* **Stated exercise**: Transcribe the material in full. Nothing should differ except that the pictures are left out.

━━━━

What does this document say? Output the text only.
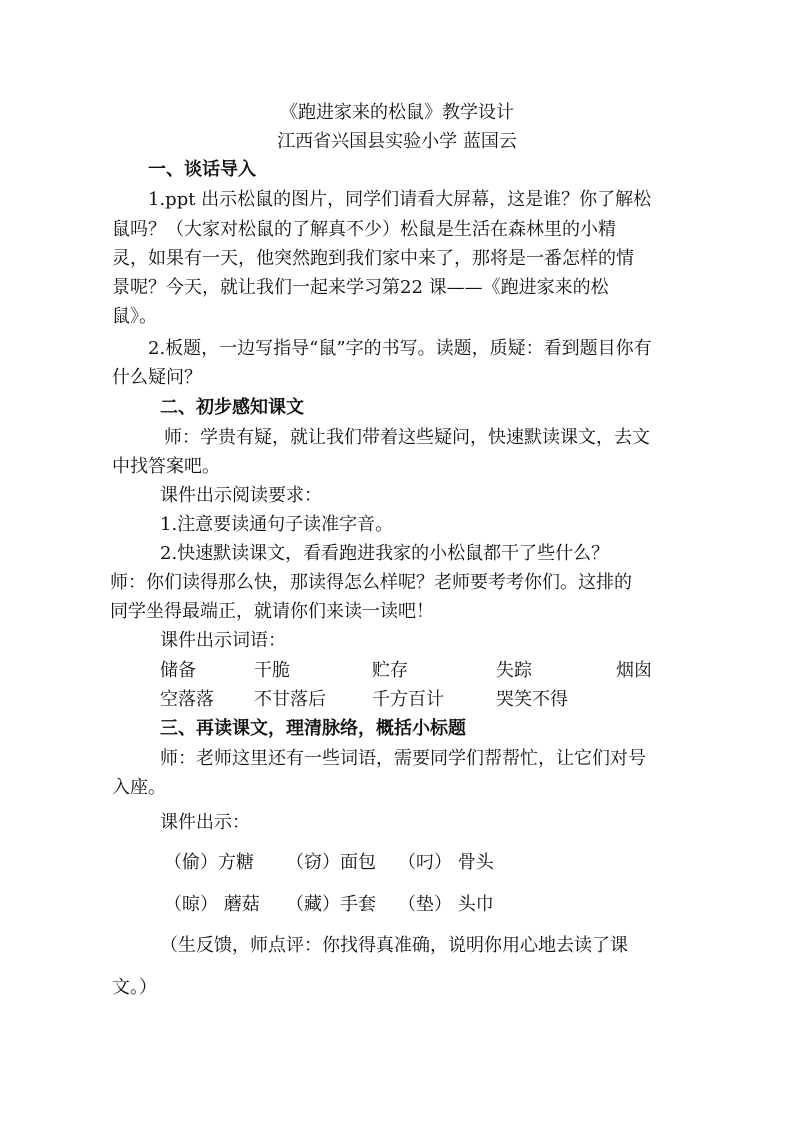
《跑进家来的松鼠》教学设计
江西省兴国县实验小学 蓝国云
一、谈话导入
1.ppt 出示松鼠的图片，同学们请看大屏幕，这是谁？你了解松
鼠吗？（大家对松鼠的了解真不少）松鼠是生活在森林里的小精
灵，如果有一天，他突然跑到我们家中来了，那将是一番怎样的情
景呢？今天，就让我们一起来学习第22 课——《跑进家来的松
鼠》。
2.板题，一边写指导“鼠”字的书写。读题，质疑：看到题目你有
什么疑问？
二、初步感知课文
师：学贵有疑，就让我们带着这些疑问，快速默读课文，去文
中找答案吧。
课件出示阅读要求：
1.注意要读通句子读准字音。
2.快速默读课文，看看跑进我家的小松鼠都干了些什么？
师：你们读得那么快，那读得怎么样呢？老师要考考你们。这排的
同学坐得最端正，就请你们来读一读吧！
课件出示词语：
储备	干脆	贮存	失踪	烟囱
空落落 不甘落后	千方百计	哭笑不得
三、再读课文，理清脉络，概括小标题
师：老师这里还有一些词语，需要同学们帮帮忙，让它们对号
入座。
课件出示：
（偷）方糖 （窃）面包 （叼） 骨头
（晾） 蘑菇 （藏）手套 （垫） 头巾
（生反馈，师点评：你找得真准确，说明你用心地去读了课
文。）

━━━━

* **Reply to the task**:
What does this document say? Output the text only.
《跑进家来的松鼠》教学设计
江西省兴国县实验小学 蓝国云
一、谈话导入
1.ppt 出示松鼠的图片，同学们请看大屏幕，这是谁？你了解松
鼠吗？（大家对松鼠的了解真不少）松鼠是生活在森林里的小精
灵，如果有一天，他突然跑到我们家中来了，那将是一番怎样的情
景呢？今天，就让我们一起来学习第22 课——《跑进家来的松
鼠》。
2.板题，一边写指导“鼠”字的书写。读题，质疑：看到题目你有
什么疑问？
二、初步感知课文
师：学贵有疑，就让我们带着这些疑问，快速默读课文，去文
中找答案吧。
课件出示阅读要求：
1.注意要读通句子读准字音。
2.快速默读课文，看看跑进我家的小松鼠都干了些什么？
师：你们读得那么快，那读得怎么样呢？老师要考考你们。这排的
同学坐得最端正，就请你们来读一读吧！
课件出示词语：
储备	干脆	贮存	失踪	烟囱
空落落 不甘落后	千方百计	哭笑不得
三、再读课文，理清脉络，概括小标题
师：老师这里还有一些词语，需要同学们帮帮忙，让它们对号
入座。
课件出示：
（偷）方糖 （窃）面包 （叼） 骨头
（晾） 蘑菇 （藏）手套 （垫） 头巾
（生反馈，师点评：你找得真准确，说明你用心地去读了课
文。）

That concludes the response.